Copy every entry word for word. Skip the pictures.

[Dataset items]
+++++
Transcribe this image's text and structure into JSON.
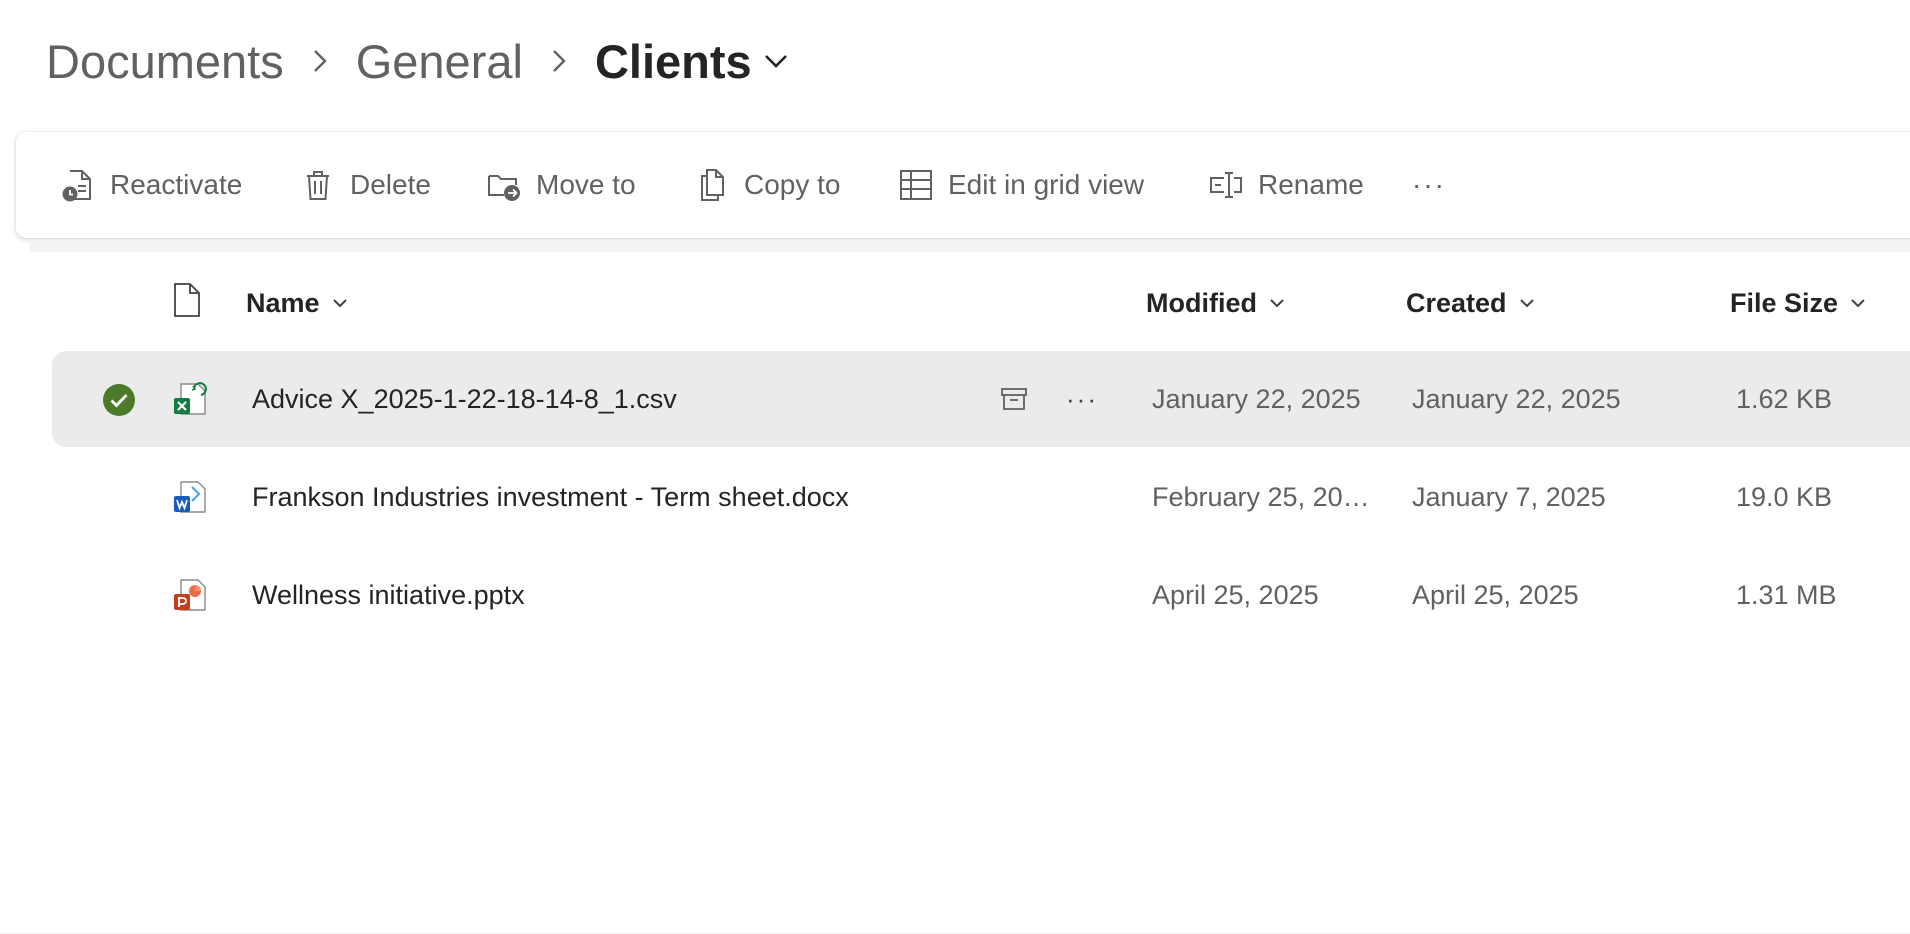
{
  "breadcrumb": {
    "items": [
      "Documents",
      "General"
    ],
    "current": "Clients"
  },
  "commands": {
    "reactivate": "Reactivate",
    "delete": "Delete",
    "move_to": "Move to",
    "copy_to": "Copy to",
    "edit_grid": "Edit in grid view",
    "rename": "Rename",
    "more": "···"
  },
  "columns": {
    "name": "Name",
    "modified": "Modified",
    "created": "Created",
    "file_size": "File Size"
  },
  "files": [
    {
      "name": "Advice X_2025-1-22-18-14-8_1.csv",
      "modified": "January 22, 2025",
      "created": "January 22, 2025",
      "size": "1.62 KB",
      "type_icon": "excel-file-icon",
      "selected": true
    },
    {
      "name": "Frankson Industries investment - Term sheet.docx",
      "modified": "February 25, 20…",
      "created": "January 7, 2025",
      "size": "19.0 KB",
      "type_icon": "word-file-icon",
      "selected": false
    },
    {
      "name": "Wellness initiative.pptx",
      "modified": "April 25, 2025",
      "created": "April 25, 2025",
      "size": "1.31 MB",
      "type_icon": "powerpoint-file-icon",
      "selected": false
    }
  ],
  "row_more": "···",
  "colors": {
    "selected_row": "#ebebeb",
    "check_green": "#4b7a2a",
    "excel": "#107c41",
    "word": "#185abd",
    "powerpoint": "#c43e1c",
    "text_secondary": "#616161"
  }
}
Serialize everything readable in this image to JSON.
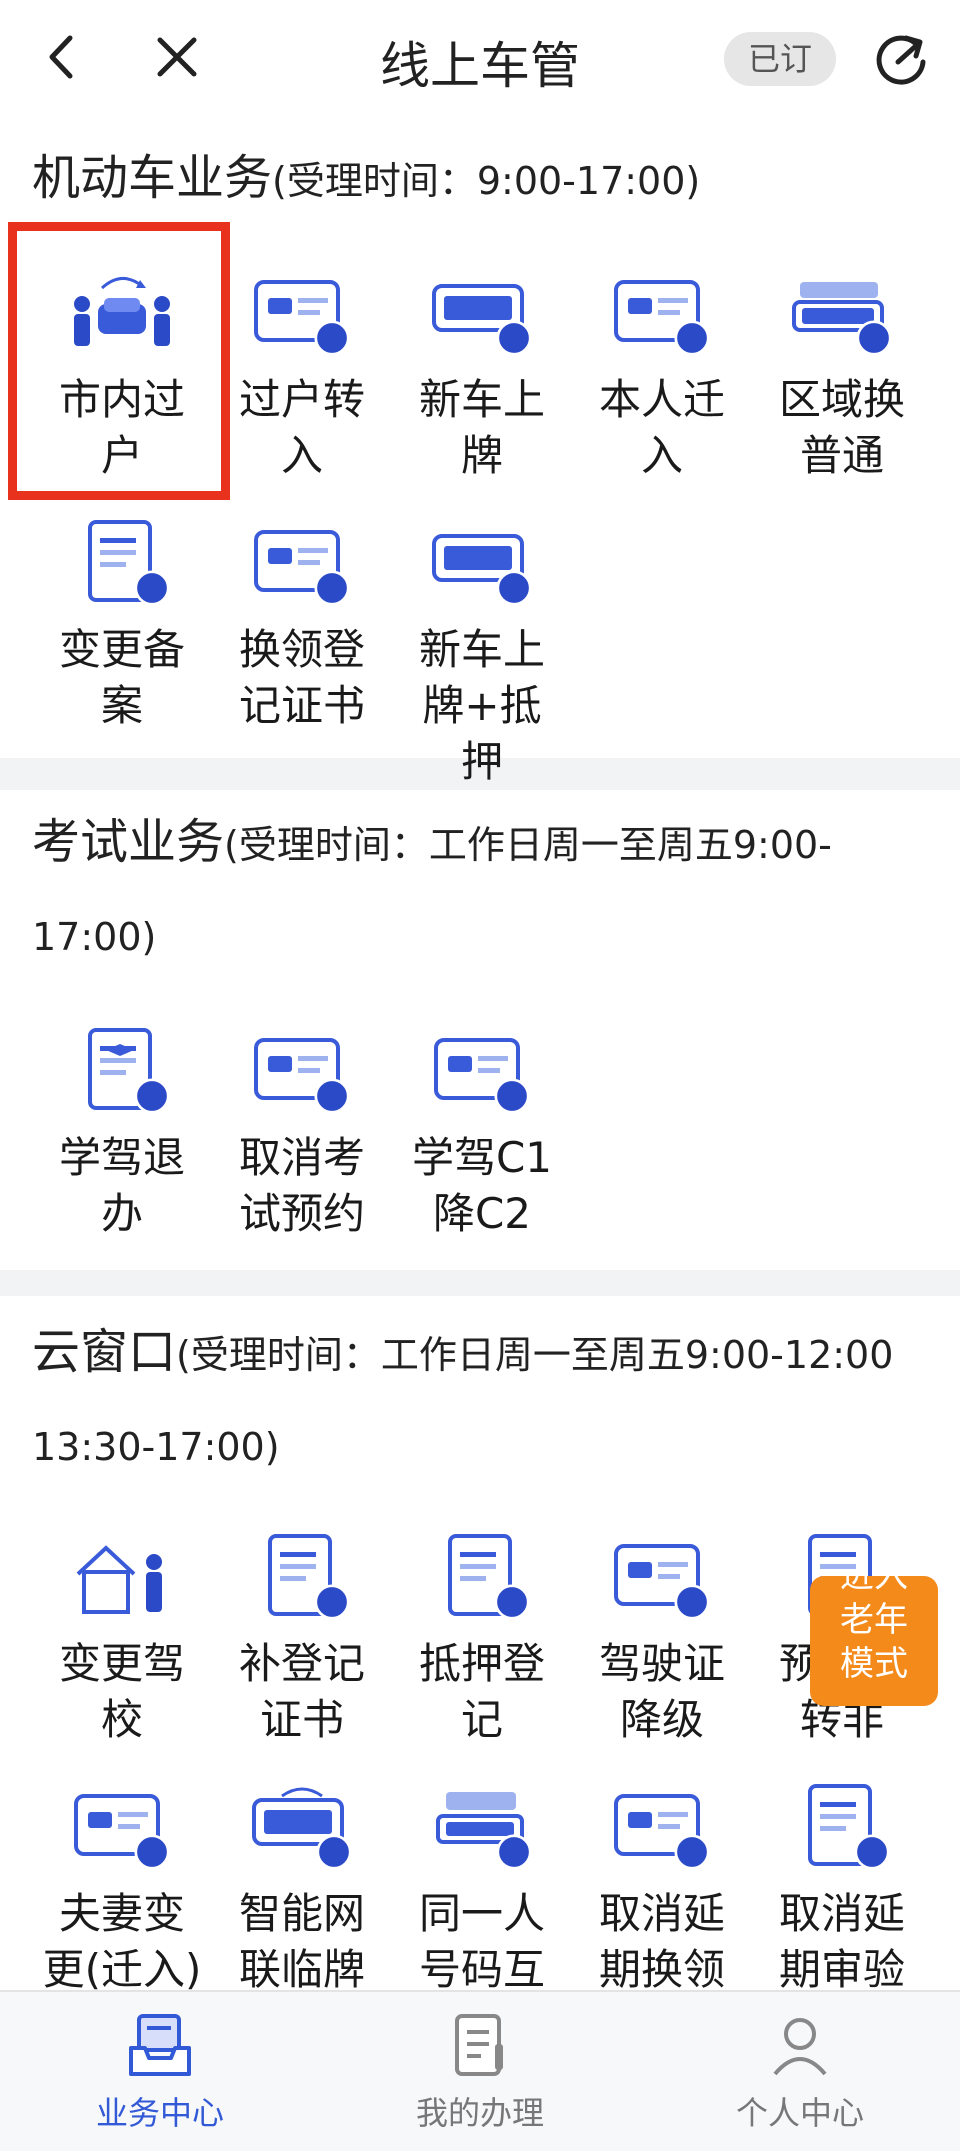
{
  "header": {
    "title": "线上车管",
    "subscribe_label": "已订",
    "icons": {
      "back": "chevron-left-icon",
      "close": "close-icon",
      "refresh": "refresh-icon"
    }
  },
  "sections": [
    {
      "title": "机动车业务",
      "note": "(受理时间：9:00-17:00)",
      "items": [
        {
          "label": "市内过户",
          "icon": "car-people-icon"
        },
        {
          "label": "过户转入",
          "icon": "plate-in-icon"
        },
        {
          "label": "新车上牌",
          "icon": "plate-new-icon"
        },
        {
          "label": "本人迁入",
          "icon": "card-person-icon"
        },
        {
          "label": "区域换普通",
          "icon": "plate-swap-icon"
        },
        {
          "label": "变更备案",
          "icon": "doc-refresh-icon"
        },
        {
          "label": "换领登记证书",
          "icon": "cert-swap-icon"
        },
        {
          "label": "新车上牌+抵押",
          "icon": "plate-new-mortgage-icon"
        }
      ]
    },
    {
      "title": "考试业务",
      "note": "(受理时间：工作日周一至周五9:00-17:00)",
      "items": [
        {
          "label": "学驾退办",
          "icon": "student-cancel-icon"
        },
        {
          "label": "取消考试预约",
          "icon": "card-cancel-icon"
        },
        {
          "label": "学驾C1降C2",
          "icon": "c1-downgrade-icon"
        }
      ]
    },
    {
      "title": "云窗口",
      "note": "(受理时间：工作日周一至周五9:00-12:00 13:30-17:00)",
      "items": [
        {
          "label": "变更驾校",
          "icon": "school-change-icon"
        },
        {
          "label": "补登记证书",
          "icon": "cert-supplement-icon"
        },
        {
          "label": "抵押登记",
          "icon": "doc-mortgage-icon"
        },
        {
          "label": "驾驶证降级",
          "icon": "license-downgrade-icon"
        },
        {
          "label": "预约租转非",
          "icon": "rental-convert-icon"
        },
        {
          "label": "夫妻变更(迁入)",
          "icon": "couple-change-icon"
        },
        {
          "label": "智能网联临牌",
          "icon": "temp-plate-icon"
        },
        {
          "label": "同一人号码互换",
          "icon": "number-swap-icon"
        },
        {
          "label": "取消延期换领",
          "icon": "cancel-delay-renew-icon"
        },
        {
          "label": "取消延期审验",
          "icon": "cancel-delay-review-icon"
        }
      ]
    }
  ],
  "elder_mode": {
    "line1": "进入",
    "line2": "老年",
    "line3": "模式"
  },
  "tabbar": [
    {
      "label": "业务中心",
      "icon": "inbox-tray-icon",
      "active": true
    },
    {
      "label": "我的办理",
      "icon": "document-list-icon",
      "active": false
    },
    {
      "label": "个人中心",
      "icon": "user-icon",
      "active": false
    }
  ],
  "colors": {
    "accent": "#3259d6",
    "highlight": "#e8321e",
    "elder_button": "#f48a1a"
  }
}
+++++
• Answer to the problem:
Transcribe this image's text and structure into JSON.
{
  "breadcrumb": {
    "items": [
      "Documents",
      "General"
    ],
    "current": "Clients"
  },
  "commands": {
    "reactivate": "Reactivate",
    "delete": "Delete",
    "move_to": "Move to",
    "copy_to": "Copy to",
    "edit_grid": "Edit in grid view",
    "rename": "Rename",
    "more": "···"
  },
  "columns": {
    "name": "Name",
    "modified": "Modified",
    "created": "Created",
    "file_size": "File Size"
  },
  "files": [
    {
      "name": "Advice X_2025-1-22-18-14-8_1.csv",
      "modified": "January 22, 2025",
      "created": "January 22, 2025",
      "size": "1.62 KB",
      "type_icon": "excel-file-icon",
      "selected": true
    },
    {
      "name": "Frankson Industries investment - Term sheet.docx",
      "modified": "February 25, 20…",
      "created": "January 7, 2025",
      "size": "19.0 KB",
      "type_icon": "word-file-icon",
      "selected": false
    },
    {
      "name": "Wellness initiative.pptx",
      "modified": "April 25, 2025",
      "created": "April 25, 2025",
      "size": "1.31 MB",
      "type_icon": "powerpoint-file-icon",
      "selected": false
    }
  ],
  "row_more": "···",
  "colors": {
    "selected_row": "#ebebeb",
    "check_green": "#4b7a2a",
    "excel": "#107c41",
    "word": "#185abd",
    "powerpoint": "#c43e1c",
    "text_secondary": "#616161"
  }
}
Serialize everything readable in this image to JSON.
{
  "header": {
    "title": "线上车管",
    "subscribe_label": "已订",
    "icons": {
      "back": "chevron-left-icon",
      "close": "close-icon",
      "refresh": "refresh-icon"
    }
  },
  "sections": [
    {
      "title": "机动车业务",
      "note": "(受理时间：9:00-17:00)",
      "items": [
        {
          "label": "市内过户",
          "icon": "car-people-icon"
        },
        {
          "label": "过户转入",
          "icon": "plate-in-icon"
        },
        {
          "label": "新车上牌",
          "icon": "plate-new-icon"
        },
        {
          "label": "本人迁入",
          "icon": "card-person-icon"
        },
        {
          "label": "区域换普通",
          "icon": "plate-swap-icon"
        },
        {
          "label": "变更备案",
          "icon": "doc-refresh-icon"
        },
        {
          "label": "换领登记证书",
          "icon": "cert-swap-icon"
        },
        {
          "label": "新车上牌+抵押",
          "icon": "plate-new-mortgage-icon"
        }
      ]
    },
    {
      "title": "考试业务",
      "note": "(受理时间：工作日周一至周五9:00-17:00)",
      "items": [
        {
          "label": "学驾退办",
          "icon": "student-cancel-icon"
        },
        {
          "label": "取消考试预约",
          "icon": "card-cancel-icon"
        },
        {
          "label": "学驾C1降C2",
          "icon": "c1-downgrade-icon"
        }
      ]
    },
    {
      "title": "云窗口",
      "note": "(受理时间：工作日周一至周五9:00-12:00 13:30-17:00)",
      "items": [
        {
          "label": "变更驾校",
          "icon": "school-change-icon"
        },
        {
          "label": "补登记证书",
          "icon": "cert-supplement-icon"
        },
        {
          "label": "抵押登记",
          "icon": "doc-mortgage-icon"
        },
        {
          "label": "驾驶证降级",
          "icon": "license-downgrade-icon"
        },
        {
          "label": "预约租转非",
          "icon": "rental-convert-icon"
        },
        {
          "label": "夫妻变更(迁入)",
          "icon": "couple-change-icon"
        },
        {
          "label": "智能网联临牌",
          "icon": "temp-plate-icon"
        },
        {
          "label": "同一人号码互换",
          "icon": "number-swap-icon"
        },
        {
          "label": "取消延期换领",
          "icon": "cancel-delay-renew-icon"
        },
        {
          "label": "取消延期审验",
          "icon": "cancel-delay-review-icon"
        }
      ]
    }
  ],
  "elder_mode": {
    "line1": "进入",
    "line2": "老年",
    "line3": "模式"
  },
  "tabbar": [
    {
      "label": "业务中心",
      "icon": "inbox-tray-icon",
      "active": true
    },
    {
      "label": "我的办理",
      "icon": "document-list-icon",
      "active": false
    },
    {
      "label": "个人中心",
      "icon": "user-icon",
      "active": false
    }
  ],
  "colors": {
    "accent": "#3259d6",
    "highlight": "#e8321e",
    "elder_button": "#f48a1a"
  }
}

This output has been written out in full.